Show each line of the data below that contains the string "CHEADLE". Case counts.

# START OF Records shown

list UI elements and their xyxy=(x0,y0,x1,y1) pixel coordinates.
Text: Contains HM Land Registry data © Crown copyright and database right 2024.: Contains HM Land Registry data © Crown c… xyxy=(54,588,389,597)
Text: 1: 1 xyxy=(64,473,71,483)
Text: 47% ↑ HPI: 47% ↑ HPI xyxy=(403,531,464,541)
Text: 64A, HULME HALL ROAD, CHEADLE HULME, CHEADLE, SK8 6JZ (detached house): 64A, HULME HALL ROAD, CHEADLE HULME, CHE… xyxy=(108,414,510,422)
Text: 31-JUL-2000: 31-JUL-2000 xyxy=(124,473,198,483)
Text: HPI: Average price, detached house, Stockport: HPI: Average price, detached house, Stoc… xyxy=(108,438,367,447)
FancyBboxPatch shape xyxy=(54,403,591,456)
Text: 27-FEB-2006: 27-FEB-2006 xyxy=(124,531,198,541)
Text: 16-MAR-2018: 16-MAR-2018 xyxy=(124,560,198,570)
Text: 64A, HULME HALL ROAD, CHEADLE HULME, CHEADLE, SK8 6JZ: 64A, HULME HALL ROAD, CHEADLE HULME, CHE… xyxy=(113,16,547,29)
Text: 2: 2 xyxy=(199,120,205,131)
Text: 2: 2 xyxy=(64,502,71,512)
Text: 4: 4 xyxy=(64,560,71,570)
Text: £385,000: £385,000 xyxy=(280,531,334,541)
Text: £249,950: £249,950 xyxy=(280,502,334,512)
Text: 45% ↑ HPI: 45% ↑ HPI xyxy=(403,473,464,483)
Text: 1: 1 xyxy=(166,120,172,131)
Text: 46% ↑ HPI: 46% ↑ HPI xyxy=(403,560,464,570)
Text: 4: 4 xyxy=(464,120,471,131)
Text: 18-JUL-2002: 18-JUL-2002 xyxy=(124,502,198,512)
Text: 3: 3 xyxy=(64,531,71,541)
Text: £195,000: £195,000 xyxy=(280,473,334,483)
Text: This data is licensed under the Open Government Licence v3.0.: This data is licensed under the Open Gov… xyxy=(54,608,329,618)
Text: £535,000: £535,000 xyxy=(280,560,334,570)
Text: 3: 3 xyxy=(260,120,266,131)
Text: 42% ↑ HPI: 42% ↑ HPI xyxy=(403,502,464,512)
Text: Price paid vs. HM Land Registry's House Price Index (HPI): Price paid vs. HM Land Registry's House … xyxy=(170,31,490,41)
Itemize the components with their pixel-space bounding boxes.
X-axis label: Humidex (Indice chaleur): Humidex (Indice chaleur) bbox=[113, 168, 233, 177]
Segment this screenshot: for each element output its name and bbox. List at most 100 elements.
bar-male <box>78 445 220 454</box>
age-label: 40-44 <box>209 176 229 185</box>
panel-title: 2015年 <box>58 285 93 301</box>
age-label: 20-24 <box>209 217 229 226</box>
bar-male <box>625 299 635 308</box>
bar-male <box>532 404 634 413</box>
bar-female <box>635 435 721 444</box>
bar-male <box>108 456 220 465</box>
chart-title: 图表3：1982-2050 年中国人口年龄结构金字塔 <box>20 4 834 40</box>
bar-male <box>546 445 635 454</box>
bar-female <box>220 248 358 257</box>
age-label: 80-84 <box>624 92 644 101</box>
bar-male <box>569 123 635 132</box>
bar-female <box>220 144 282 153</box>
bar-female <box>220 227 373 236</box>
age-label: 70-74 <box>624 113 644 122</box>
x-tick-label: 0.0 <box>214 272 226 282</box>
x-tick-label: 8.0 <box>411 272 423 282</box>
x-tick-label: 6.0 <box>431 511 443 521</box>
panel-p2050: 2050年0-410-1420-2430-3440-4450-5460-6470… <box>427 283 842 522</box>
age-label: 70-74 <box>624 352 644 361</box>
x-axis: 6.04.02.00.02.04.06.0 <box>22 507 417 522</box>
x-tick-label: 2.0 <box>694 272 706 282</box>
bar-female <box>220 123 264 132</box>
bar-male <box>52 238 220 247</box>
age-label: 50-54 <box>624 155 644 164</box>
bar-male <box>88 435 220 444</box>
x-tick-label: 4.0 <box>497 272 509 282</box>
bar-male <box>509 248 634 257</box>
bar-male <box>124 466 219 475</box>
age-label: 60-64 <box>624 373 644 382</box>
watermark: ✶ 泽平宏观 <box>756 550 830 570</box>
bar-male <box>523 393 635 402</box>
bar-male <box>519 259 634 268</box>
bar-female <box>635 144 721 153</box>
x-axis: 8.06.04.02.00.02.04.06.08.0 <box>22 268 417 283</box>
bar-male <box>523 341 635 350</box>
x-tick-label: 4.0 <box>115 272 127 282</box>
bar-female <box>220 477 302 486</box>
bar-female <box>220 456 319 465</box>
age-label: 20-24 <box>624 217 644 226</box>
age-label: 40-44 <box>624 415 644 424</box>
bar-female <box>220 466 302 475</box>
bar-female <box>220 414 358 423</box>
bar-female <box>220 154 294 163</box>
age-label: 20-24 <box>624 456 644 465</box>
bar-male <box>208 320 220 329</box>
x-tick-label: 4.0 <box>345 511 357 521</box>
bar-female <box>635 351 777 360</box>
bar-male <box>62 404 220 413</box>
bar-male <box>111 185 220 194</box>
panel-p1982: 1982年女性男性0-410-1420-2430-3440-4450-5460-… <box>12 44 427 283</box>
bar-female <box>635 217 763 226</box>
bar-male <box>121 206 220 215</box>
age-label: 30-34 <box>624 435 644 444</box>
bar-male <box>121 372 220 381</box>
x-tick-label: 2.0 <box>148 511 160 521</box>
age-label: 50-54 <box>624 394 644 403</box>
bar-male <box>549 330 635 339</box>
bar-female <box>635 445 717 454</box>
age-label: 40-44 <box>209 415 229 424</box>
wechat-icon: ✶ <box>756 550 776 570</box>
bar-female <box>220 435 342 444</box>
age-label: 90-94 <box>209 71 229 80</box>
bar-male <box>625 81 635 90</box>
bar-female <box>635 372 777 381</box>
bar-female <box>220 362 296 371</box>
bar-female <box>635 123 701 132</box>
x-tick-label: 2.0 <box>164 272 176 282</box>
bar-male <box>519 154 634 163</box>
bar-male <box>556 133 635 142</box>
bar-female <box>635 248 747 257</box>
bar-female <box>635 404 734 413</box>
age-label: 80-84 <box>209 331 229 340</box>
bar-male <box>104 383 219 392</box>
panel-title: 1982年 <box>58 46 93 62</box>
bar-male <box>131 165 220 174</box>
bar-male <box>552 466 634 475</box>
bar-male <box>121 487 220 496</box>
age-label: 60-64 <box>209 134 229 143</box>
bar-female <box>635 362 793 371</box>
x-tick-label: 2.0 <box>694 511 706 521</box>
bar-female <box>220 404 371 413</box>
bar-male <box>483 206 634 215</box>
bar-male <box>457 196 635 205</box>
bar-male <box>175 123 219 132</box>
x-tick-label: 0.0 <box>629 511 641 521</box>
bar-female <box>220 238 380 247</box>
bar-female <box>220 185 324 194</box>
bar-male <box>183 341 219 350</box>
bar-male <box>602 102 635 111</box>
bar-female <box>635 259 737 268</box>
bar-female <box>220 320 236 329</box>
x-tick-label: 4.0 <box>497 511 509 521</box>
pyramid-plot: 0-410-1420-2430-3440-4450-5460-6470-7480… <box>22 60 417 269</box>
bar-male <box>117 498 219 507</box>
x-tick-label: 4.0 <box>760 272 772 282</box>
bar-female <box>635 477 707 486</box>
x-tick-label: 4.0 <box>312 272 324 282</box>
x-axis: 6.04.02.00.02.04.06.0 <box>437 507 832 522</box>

# END OF Records shown

▸ Response:
Text: 64A, HULME HALL ROAD, CHEADLE HULME, CHEADLE, SK8 6JZ (detached house): 64A, HULME HALL ROAD, CHEADLE HULME, CHE… xyxy=(108,414,510,422)
Text: 64A, HULME HALL ROAD, CHEADLE HULME, CHEADLE, SK8 6JZ: 64A, HULME HALL ROAD, CHEADLE HULME, CHE… xyxy=(113,16,547,29)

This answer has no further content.